→ Task objective
Write out all the records below line for line, unchanged, but leave out the pictures.

--- Data records ---

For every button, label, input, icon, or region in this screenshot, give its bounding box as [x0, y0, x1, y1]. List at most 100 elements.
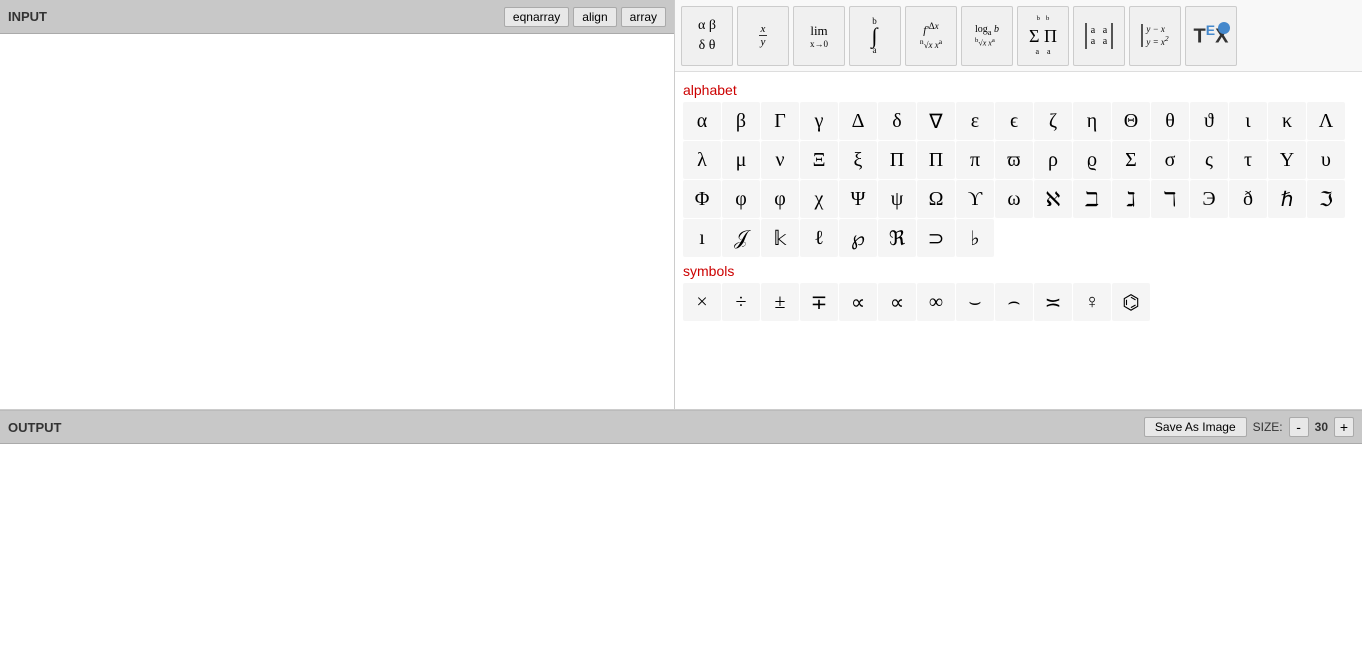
- symbol-mp[interactable]: ∓: [800, 283, 838, 321]
- symbol-propto2[interactable]: ∝: [878, 283, 916, 321]
- toolbar-system-button[interactable]: y − x y = x2: [1129, 6, 1181, 66]
- symbol-sigma[interactable]: σ: [1151, 141, 1189, 179]
- symbol-pm[interactable]: ±: [761, 283, 799, 321]
- symbol-gimel[interactable]: ℷ: [1112, 180, 1150, 218]
- symbol-daleth[interactable]: ℸ: [1151, 180, 1189, 218]
- symbol-iota[interactable]: ι: [1229, 102, 1267, 140]
- symbol-ell[interactable]: ℓ: [800, 219, 838, 257]
- symbol-rho[interactable]: ρ: [1034, 141, 1072, 179]
- symbol-mu[interactable]: μ: [722, 141, 760, 179]
- symbol-varpi[interactable]: ϖ: [995, 141, 1033, 179]
- symbol-times[interactable]: ×: [683, 283, 721, 321]
- symbol-Xi[interactable]: Ξ: [800, 141, 838, 179]
- symbol-Pi[interactable]: Π: [878, 141, 916, 179]
- toolbar-tex-button[interactable]: TEX: [1185, 6, 1237, 66]
- symbol-infty[interactable]: ∞: [917, 283, 955, 321]
- input-panel: INPUT eqnarray align array: [0, 0, 675, 409]
- toolbar-matrix-button[interactable]: a a a a: [1073, 6, 1125, 66]
- alphabet-label: alphabet: [683, 82, 1354, 98]
- align-button[interactable]: align: [573, 7, 616, 27]
- symbol-varepsilon[interactable]: ϵ: [995, 102, 1033, 140]
- size-plus-button[interactable]: +: [1334, 417, 1354, 437]
- symbol-scroll[interactable]: alphabet α β Γ γ Δ δ ∇ ε ϵ ζ η Θ θ ϑ ι κ: [675, 72, 1362, 409]
- symbol-frown[interactable]: ⌢: [995, 283, 1033, 321]
- symbol-epsilon[interactable]: ε: [956, 102, 994, 140]
- symbol-varrho[interactable]: ϱ: [1073, 141, 1111, 179]
- symbol-vartheta[interactable]: ϑ: [1190, 102, 1228, 140]
- symbol-Gamma[interactable]: Γ: [761, 102, 799, 140]
- symbol-panel: α β δ θ x y lim x→0: [675, 0, 1362, 409]
- symbol-upsilon[interactable]: υ: [1307, 141, 1345, 179]
- alphabet-grid: α β Γ γ Δ δ ∇ ε ϵ ζ η Θ θ ϑ ι κ Λ λ μ ν: [683, 102, 1354, 257]
- symbol-asymp[interactable]: ≍: [1034, 283, 1072, 321]
- symbol-delta[interactable]: δ: [878, 102, 916, 140]
- symbol-supset[interactable]: ⊃: [917, 219, 955, 257]
- symbol-zeta[interactable]: ζ: [1034, 102, 1072, 140]
- symbol-nabla[interactable]: ∇: [917, 102, 955, 140]
- symbol-Lambda[interactable]: Λ: [1307, 102, 1345, 140]
- symbol-flat[interactable]: ♭: [956, 219, 994, 257]
- symbol-omega[interactable]: ω: [995, 180, 1033, 218]
- toolbar-fraction-button[interactable]: x y: [737, 6, 789, 66]
- symbol-Re[interactable]: ℜ: [878, 219, 916, 257]
- array-button[interactable]: array: [621, 7, 666, 27]
- symbol-pi[interactable]: π: [956, 141, 994, 179]
- symbol-lambda[interactable]: λ: [683, 141, 721, 179]
- toolbar-row: α β δ θ x y lim x→0: [675, 0, 1362, 72]
- symbols-label: symbols: [683, 263, 1354, 279]
- symbol-psi[interactable]: ψ: [878, 180, 916, 218]
- symbol-varUpsilon[interactable]: ϒ: [956, 180, 994, 218]
- symbol-varphi[interactable]: φ: [761, 180, 799, 218]
- symbol-aleph[interactable]: ℵ: [1034, 180, 1072, 218]
- symbol-propto1[interactable]: ∝: [839, 283, 877, 321]
- symbol-div[interactable]: ÷: [722, 283, 760, 321]
- symbol-script-i[interactable]: 𝒥: [722, 219, 760, 257]
- symbol-varsigma[interactable]: ς: [1190, 141, 1228, 179]
- toolbar-derivative-button[interactable]: f'Δx n√x xa: [905, 6, 957, 66]
- symbol-Upsilon[interactable]: Υ: [1268, 141, 1306, 179]
- size-value: 30: [1315, 420, 1328, 434]
- toolbar-log-button[interactable]: loga b b√x xa: [961, 6, 1013, 66]
- symbol-beta[interactable]: β: [722, 102, 760, 140]
- output-controls: Save As Image SIZE: - 30 +: [1144, 417, 1354, 437]
- symbol-eth[interactable]: ð: [1229, 180, 1267, 218]
- symbol-wp[interactable]: ℘: [839, 219, 877, 257]
- symbol-xi[interactable]: ξ: [839, 141, 877, 179]
- symbol-alpha[interactable]: α: [683, 102, 721, 140]
- symbol-hbar[interactable]: ℏ: [1268, 180, 1306, 218]
- symbol-triangle[interactable]: ⌬: [1112, 283, 1150, 321]
- symbol-gamma[interactable]: γ: [800, 102, 838, 140]
- toolbar-integral-button[interactable]: b ∫ a: [849, 6, 901, 66]
- symbol-kappa[interactable]: κ: [1268, 102, 1306, 140]
- symbol-tau[interactable]: τ: [1229, 141, 1267, 179]
- symbol-Delta[interactable]: Δ: [839, 102, 877, 140]
- symbol-dotlessi[interactable]: ı: [683, 219, 721, 257]
- symbol-Pi2[interactable]: Π: [917, 141, 955, 179]
- symbol-theta[interactable]: θ: [1151, 102, 1189, 140]
- input-textarea[interactable]: [0, 34, 674, 409]
- symbol-smile[interactable]: ⌣: [956, 283, 994, 321]
- input-header: INPUT eqnarray align array: [0, 0, 674, 34]
- output-panel: OUTPUT Save As Image SIZE: - 30 +: [0, 410, 1362, 652]
- symbol-Psi[interactable]: Ψ: [839, 180, 877, 218]
- symbol-chi[interactable]: χ: [800, 180, 838, 218]
- size-minus-button[interactable]: -: [1289, 417, 1309, 437]
- symbol-Im[interactable]: ℑ: [1307, 180, 1345, 218]
- symbol-phi[interactable]: φ: [722, 180, 760, 218]
- toolbar-greek-button[interactable]: α β δ θ: [681, 6, 733, 66]
- symbol-reversed-e[interactable]: Э: [1190, 180, 1228, 218]
- symbol-Sigma[interactable]: Σ: [1112, 141, 1150, 179]
- symbol-female[interactable]: ♀: [1073, 283, 1111, 321]
- symbol-eta[interactable]: η: [1073, 102, 1111, 140]
- symbol-beth[interactable]: ℶ: [1073, 180, 1111, 218]
- symbol-nu[interactable]: ν: [761, 141, 799, 179]
- save-as-image-button[interactable]: Save As Image: [1144, 417, 1247, 437]
- eqnarray-button[interactable]: eqnarray: [504, 7, 569, 27]
- symbol-Theta[interactable]: Θ: [1112, 102, 1150, 140]
- symbol-Phi[interactable]: Φ: [683, 180, 721, 218]
- toolbar-sum-button[interactable]: b b Σ Π a a: [1017, 6, 1069, 66]
- output-content: [0, 444, 1362, 652]
- toolbar-limit-button[interactable]: lim x→0: [793, 6, 845, 66]
- symbol-Omega[interactable]: Ω: [917, 180, 955, 218]
- symbol-mathbb-k[interactable]: 𝕜: [761, 219, 799, 257]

---

→ Answer to this exercise
For every button, label, input, icon, or region in this screenshot, give its bounding box as [x0, y0, x1, y1]. List at most 100 elements.
- symbol-mp[interactable]: ∓: [800, 283, 838, 321]
- symbol-propto2[interactable]: ∝: [878, 283, 916, 321]
- toolbar-system-button[interactable]: y − x y = x2: [1129, 6, 1181, 66]
- symbol-sigma[interactable]: σ: [1151, 141, 1189, 179]
- symbol-pm[interactable]: ±: [761, 283, 799, 321]
- symbol-gimel[interactable]: ℷ: [1112, 180, 1150, 218]
- symbol-daleth[interactable]: ℸ: [1151, 180, 1189, 218]
- symbol-iota[interactable]: ι: [1229, 102, 1267, 140]
- symbol-ell[interactable]: ℓ: [800, 219, 838, 257]
- symbol-rho[interactable]: ρ: [1034, 141, 1072, 179]
- symbol-mu[interactable]: μ: [722, 141, 760, 179]
- symbol-varpi[interactable]: ϖ: [995, 141, 1033, 179]
- symbol-times[interactable]: ×: [683, 283, 721, 321]
- symbol-Xi[interactable]: Ξ: [800, 141, 838, 179]
- symbol-Pi[interactable]: Π: [878, 141, 916, 179]
- toolbar-tex-button[interactable]: TEX: [1185, 6, 1237, 66]
- symbol-infty[interactable]: ∞: [917, 283, 955, 321]
- input-panel: INPUT eqnarray align array: [0, 0, 675, 409]
- toolbar-matrix-button[interactable]: a a a a: [1073, 6, 1125, 66]
- alphabet-label: alphabet: [683, 82, 1354, 98]
- align-button[interactable]: align: [573, 7, 616, 27]
- symbol-varepsilon[interactable]: ϵ: [995, 102, 1033, 140]
- size-plus-button[interactable]: +: [1334, 417, 1354, 437]
- symbol-scroll[interactable]: alphabet α β Γ γ Δ δ ∇ ε ϵ ζ η Θ θ ϑ ι κ: [675, 72, 1362, 409]
- symbol-frown[interactable]: ⌢: [995, 283, 1033, 321]
- symbol-epsilon[interactable]: ε: [956, 102, 994, 140]
- symbol-varrho[interactable]: ϱ: [1073, 141, 1111, 179]
- symbol-vartheta[interactable]: ϑ: [1190, 102, 1228, 140]
- symbol-Gamma[interactable]: Γ: [761, 102, 799, 140]
- symbol-panel: α β δ θ x y lim x→0: [675, 0, 1362, 409]
- symbol-upsilon[interactable]: υ: [1307, 141, 1345, 179]
- alphabet-grid: α β Γ γ Δ δ ∇ ε ϵ ζ η Θ θ ϑ ι κ Λ λ μ ν: [683, 102, 1354, 257]
- symbol-asymp[interactable]: ≍: [1034, 283, 1072, 321]
- symbol-delta[interactable]: δ: [878, 102, 916, 140]
- symbol-supset[interactable]: ⊃: [917, 219, 955, 257]
- symbol-zeta[interactable]: ζ: [1034, 102, 1072, 140]
- symbol-nabla[interactable]: ∇: [917, 102, 955, 140]
- symbol-Lambda[interactable]: Λ: [1307, 102, 1345, 140]
- symbol-flat[interactable]: ♭: [956, 219, 994, 257]
- symbol-omega[interactable]: ω: [995, 180, 1033, 218]
- toolbar-fraction-button[interactable]: x y: [737, 6, 789, 66]
- symbol-Re[interactable]: ℜ: [878, 219, 916, 257]
- array-button[interactable]: array: [621, 7, 666, 27]
- symbol-pi[interactable]: π: [956, 141, 994, 179]
- symbol-lambda[interactable]: λ: [683, 141, 721, 179]
- toolbar-row: α β δ θ x y lim x→0: [675, 0, 1362, 72]
- symbols-label: symbols: [683, 263, 1354, 279]
- symbol-psi[interactable]: ψ: [878, 180, 916, 218]
- symbol-varUpsilon[interactable]: ϒ: [956, 180, 994, 218]
- symbol-varphi[interactable]: φ: [761, 180, 799, 218]
- symbol-aleph[interactable]: ℵ: [1034, 180, 1072, 218]
- symbol-propto1[interactable]: ∝: [839, 283, 877, 321]
- symbol-div[interactable]: ÷: [722, 283, 760, 321]
- symbol-script-i[interactable]: 𝒥: [722, 219, 760, 257]
- symbol-varsigma[interactable]: ς: [1190, 141, 1228, 179]
- toolbar-derivative-button[interactable]: f'Δx n√x xa: [905, 6, 957, 66]
- symbol-Upsilon[interactable]: Υ: [1268, 141, 1306, 179]
- size-value: 30: [1315, 420, 1328, 434]
- toolbar-log-button[interactable]: loga b b√x xa: [961, 6, 1013, 66]
- symbol-beta[interactable]: β: [722, 102, 760, 140]
- output-controls: Save As Image SIZE: - 30 +: [1144, 417, 1354, 437]
- symbol-eth[interactable]: ð: [1229, 180, 1267, 218]
- symbol-wp[interactable]: ℘: [839, 219, 877, 257]
- symbol-xi[interactable]: ξ: [839, 141, 877, 179]
- symbol-alpha[interactable]: α: [683, 102, 721, 140]
- symbol-hbar[interactable]: ℏ: [1268, 180, 1306, 218]
- symbol-triangle[interactable]: ⌬: [1112, 283, 1150, 321]
- symbol-gamma[interactable]: γ: [800, 102, 838, 140]
- toolbar-integral-button[interactable]: b ∫ a: [849, 6, 901, 66]
- symbol-kappa[interactable]: κ: [1268, 102, 1306, 140]
- symbol-tau[interactable]: τ: [1229, 141, 1267, 179]
- symbol-Delta[interactable]: Δ: [839, 102, 877, 140]
- symbol-dotlessi[interactable]: ı: [683, 219, 721, 257]
- symbol-Pi2[interactable]: Π: [917, 141, 955, 179]
- symbol-theta[interactable]: θ: [1151, 102, 1189, 140]
- input-textarea[interactable]: [0, 34, 674, 409]
- symbol-smile[interactable]: ⌣: [956, 283, 994, 321]
- input-header: INPUT eqnarray align array: [0, 0, 674, 34]
- output-panel: OUTPUT Save As Image SIZE: - 30 +: [0, 410, 1362, 652]
- symbol-Psi[interactable]: Ψ: [839, 180, 877, 218]
- symbol-chi[interactable]: χ: [800, 180, 838, 218]
- size-minus-button[interactable]: -: [1289, 417, 1309, 437]
- symbol-Im[interactable]: ℑ: [1307, 180, 1345, 218]
- symbol-phi[interactable]: φ: [722, 180, 760, 218]
- toolbar-greek-button[interactable]: α β δ θ: [681, 6, 733, 66]
- symbol-reversed-e[interactable]: Э: [1190, 180, 1228, 218]
- symbol-Sigma[interactable]: Σ: [1112, 141, 1150, 179]
- symbol-female[interactable]: ♀: [1073, 283, 1111, 321]
- symbol-eta[interactable]: η: [1073, 102, 1111, 140]
- symbol-beth[interactable]: ℶ: [1073, 180, 1111, 218]
- symbol-nu[interactable]: ν: [761, 141, 799, 179]
- save-as-image-button[interactable]: Save As Image: [1144, 417, 1247, 437]
- eqnarray-button[interactable]: eqnarray: [504, 7, 569, 27]
- symbol-Theta[interactable]: Θ: [1112, 102, 1150, 140]
- symbol-Phi[interactable]: Φ: [683, 180, 721, 218]
- toolbar-sum-button[interactable]: b b Σ Π a a: [1017, 6, 1069, 66]
- output-content: [0, 444, 1362, 652]
- toolbar-limit-button[interactable]: lim x→0: [793, 6, 845, 66]
- symbol-Omega[interactable]: Ω: [917, 180, 955, 218]
- symbol-mathbb-k[interactable]: 𝕜: [761, 219, 799, 257]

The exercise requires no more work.